** Start **

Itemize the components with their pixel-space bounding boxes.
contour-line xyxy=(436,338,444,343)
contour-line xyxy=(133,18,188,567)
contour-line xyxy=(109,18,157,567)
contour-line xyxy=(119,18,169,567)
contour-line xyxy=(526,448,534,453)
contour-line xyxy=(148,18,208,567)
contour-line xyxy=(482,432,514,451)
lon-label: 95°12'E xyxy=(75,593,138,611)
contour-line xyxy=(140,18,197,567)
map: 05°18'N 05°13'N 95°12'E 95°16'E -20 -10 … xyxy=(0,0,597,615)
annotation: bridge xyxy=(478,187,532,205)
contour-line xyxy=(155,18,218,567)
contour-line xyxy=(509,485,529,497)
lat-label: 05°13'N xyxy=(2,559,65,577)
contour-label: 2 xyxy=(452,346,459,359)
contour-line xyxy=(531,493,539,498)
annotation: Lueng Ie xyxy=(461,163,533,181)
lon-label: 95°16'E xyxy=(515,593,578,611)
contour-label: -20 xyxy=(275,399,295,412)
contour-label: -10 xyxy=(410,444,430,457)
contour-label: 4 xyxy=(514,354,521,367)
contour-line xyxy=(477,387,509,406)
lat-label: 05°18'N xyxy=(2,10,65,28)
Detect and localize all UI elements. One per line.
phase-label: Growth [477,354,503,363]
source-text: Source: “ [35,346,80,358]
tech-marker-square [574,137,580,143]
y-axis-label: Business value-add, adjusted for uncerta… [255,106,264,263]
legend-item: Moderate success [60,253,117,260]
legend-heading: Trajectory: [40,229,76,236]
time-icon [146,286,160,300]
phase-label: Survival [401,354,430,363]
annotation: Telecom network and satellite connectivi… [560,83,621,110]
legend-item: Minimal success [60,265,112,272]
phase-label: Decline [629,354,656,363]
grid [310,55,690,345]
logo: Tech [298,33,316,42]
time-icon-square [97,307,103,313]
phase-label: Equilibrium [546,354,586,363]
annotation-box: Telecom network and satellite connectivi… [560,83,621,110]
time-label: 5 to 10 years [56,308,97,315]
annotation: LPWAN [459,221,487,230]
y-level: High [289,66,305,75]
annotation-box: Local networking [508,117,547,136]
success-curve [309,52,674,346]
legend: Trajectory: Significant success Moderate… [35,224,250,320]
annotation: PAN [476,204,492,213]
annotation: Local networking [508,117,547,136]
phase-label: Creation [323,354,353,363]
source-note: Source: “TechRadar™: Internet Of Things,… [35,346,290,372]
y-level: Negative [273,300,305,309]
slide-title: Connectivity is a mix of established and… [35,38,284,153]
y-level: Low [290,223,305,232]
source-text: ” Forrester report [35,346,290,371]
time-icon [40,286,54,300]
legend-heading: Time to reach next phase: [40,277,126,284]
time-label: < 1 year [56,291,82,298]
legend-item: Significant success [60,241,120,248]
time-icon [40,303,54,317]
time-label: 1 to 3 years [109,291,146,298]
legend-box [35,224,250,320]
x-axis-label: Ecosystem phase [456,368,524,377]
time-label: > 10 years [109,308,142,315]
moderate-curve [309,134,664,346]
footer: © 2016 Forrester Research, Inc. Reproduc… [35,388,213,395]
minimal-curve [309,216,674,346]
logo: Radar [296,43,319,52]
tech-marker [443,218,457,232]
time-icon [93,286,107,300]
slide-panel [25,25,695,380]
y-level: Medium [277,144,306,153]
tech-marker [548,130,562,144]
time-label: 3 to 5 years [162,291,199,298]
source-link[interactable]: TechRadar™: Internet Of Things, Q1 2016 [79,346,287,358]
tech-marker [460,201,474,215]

** End **

Instruction: Rewrite all of the material above, changing every "phase-label" to "stage-label" and leaving everything else unchanged.

Final answer:
Itemize the components with their pixel-space bounding boxes.
contour-line xyxy=(436,338,444,343)
contour-line xyxy=(133,18,188,567)
contour-line xyxy=(109,18,157,567)
contour-line xyxy=(119,18,169,567)
contour-line xyxy=(526,448,534,453)
contour-line xyxy=(148,18,208,567)
contour-line xyxy=(482,432,514,451)
lon-label: 95°12'E xyxy=(75,593,138,611)
contour-line xyxy=(140,18,197,567)
map: 05°18'N 05°13'N 95°12'E 95°16'E -20 -10 … xyxy=(0,0,597,615)
annotation: bridge xyxy=(478,187,532,205)
contour-line xyxy=(155,18,218,567)
contour-line xyxy=(509,485,529,497)
lat-label: 05°13'N xyxy=(2,559,65,577)
contour-label: 2 xyxy=(452,346,459,359)
contour-line xyxy=(531,493,539,498)
annotation: Lueng Ie xyxy=(461,163,533,181)
lon-label: 95°16'E xyxy=(515,593,578,611)
contour-label: -20 xyxy=(275,399,295,412)
contour-label: -10 xyxy=(410,444,430,457)
contour-label: 4 xyxy=(514,354,521,367)
contour-line xyxy=(477,387,509,406)
lat-label: 05°18'N xyxy=(2,10,65,28)
Detect and localize all UI elements. One per line.
stage-label: Growth [477,354,503,363]
source-text: Source: “ [35,346,80,358]
tech-marker-square [574,137,580,143]
y-axis-label: Business value-add, adjusted for uncerta… [255,106,264,263]
legend-item: Moderate success [60,253,117,260]
legend-heading: Trajectory: [40,229,76,236]
time-icon [146,286,160,300]
stage-label: Survival [401,354,430,363]
annotation: Telecom network and satellite connectivi… [560,83,621,110]
legend-item: Minimal success [60,265,112,272]
stage-label: Decline [629,354,656,363]
grid [310,55,690,345]
logo: Tech [298,33,316,42]
time-icon-square [97,307,103,313]
stage-label: Equilibrium [546,354,586,363]
annotation-box: Telecom network and satellite connectivi… [560,83,621,110]
time-label: 5 to 10 years [56,308,97,315]
annotation: LPWAN [459,221,487,230]
y-level: High [289,66,305,75]
annotation-box: Local networking [508,117,547,136]
success-curve [309,52,674,346]
legend: Trajectory: Significant success Moderate… [35,224,250,320]
annotation: PAN [476,204,492,213]
annotation: Local networking [508,117,547,136]
stage-label: Creation [323,354,353,363]
source-note: Source: “TechRadar™: Internet Of Things,… [35,346,290,372]
y-level: Negative [273,300,305,309]
slide-title: Connectivity is a mix of established and… [35,38,284,153]
y-level: Low [290,223,305,232]
source-text: ” Forrester report [35,346,290,371]
time-icon [40,286,54,300]
legend-heading: Time to reach next phase: [40,277,126,284]
time-label: < 1 year [56,291,82,298]
legend-item: Significant success [60,241,120,248]
time-icon [40,303,54,317]
time-label: 1 to 3 years [109,291,146,298]
legend-box [35,224,250,320]
x-axis-label: Ecosystem phase [456,368,524,377]
time-label: > 10 years [109,308,142,315]
moderate-curve [309,134,664,346]
footer: © 2016 Forrester Research, Inc. Reproduc… [35,388,213,395]
minimal-curve [309,216,674,346]
logo: Radar [296,43,319,52]
tech-marker [443,218,457,232]
time-icon [93,286,107,300]
slide-panel [25,25,695,380]
y-level: Medium [277,144,306,153]
tech-marker [548,130,562,144]
time-label: 3 to 5 years [162,291,199,298]
source-link[interactable]: TechRadar™: Internet Of Things, Q1 2016 [79,346,287,358]
tech-marker [460,201,474,215]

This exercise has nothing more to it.